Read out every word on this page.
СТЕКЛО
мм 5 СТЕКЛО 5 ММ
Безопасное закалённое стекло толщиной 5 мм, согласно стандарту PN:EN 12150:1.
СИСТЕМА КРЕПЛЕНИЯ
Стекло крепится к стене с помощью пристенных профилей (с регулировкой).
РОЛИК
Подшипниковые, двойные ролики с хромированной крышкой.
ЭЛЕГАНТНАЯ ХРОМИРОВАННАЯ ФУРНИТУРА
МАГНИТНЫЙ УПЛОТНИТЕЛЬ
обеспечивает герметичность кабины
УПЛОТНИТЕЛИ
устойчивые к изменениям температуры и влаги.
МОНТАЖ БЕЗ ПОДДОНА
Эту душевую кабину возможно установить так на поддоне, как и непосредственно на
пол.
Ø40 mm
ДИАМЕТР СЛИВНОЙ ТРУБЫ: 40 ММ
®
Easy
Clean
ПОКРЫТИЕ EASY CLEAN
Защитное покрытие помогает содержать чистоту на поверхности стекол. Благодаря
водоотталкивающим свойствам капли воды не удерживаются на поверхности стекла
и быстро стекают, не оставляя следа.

- _Work to do_: Recopy the entries above in their entirety, exactly.

- _Answer_:
Read out every word on this page.
СТЕКЛО
мм 5 СТЕКЛО 5 ММ
Безопасное закалённое стекло толщиной 5 мм, согласно стандарту PN:EN 12150:1.
СИСТЕМА КРЕПЛЕНИЯ
Стекло крепится к стене с помощью пристенных профилей (с регулировкой).
РОЛИК
Подшипниковые, двойные ролики с хромированной крышкой.
ЭЛЕГАНТНАЯ ХРОМИРОВАННАЯ ФУРНИТУРА
МАГНИТНЫЙ УПЛОТНИТЕЛЬ
обеспечивает герметичность кабины
УПЛОТНИТЕЛИ
устойчивые к изменениям температуры и влаги.
МОНТАЖ БЕЗ ПОДДОНА
Эту душевую кабину возможно установить так на поддоне, как и непосредственно на
пол.
Ø40 mm
ДИАМЕТР СЛИВНОЙ ТРУБЫ: 40 ММ
®
Easy
Clean
ПОКРЫТИЕ EASY CLEAN
Защитное покрытие помогает содержать чистоту на поверхности стекол. Благодаря
водоотталкивающим свойствам капли воды не удерживаются на поверхности стекла
и быстро стекают, не оставляя следа.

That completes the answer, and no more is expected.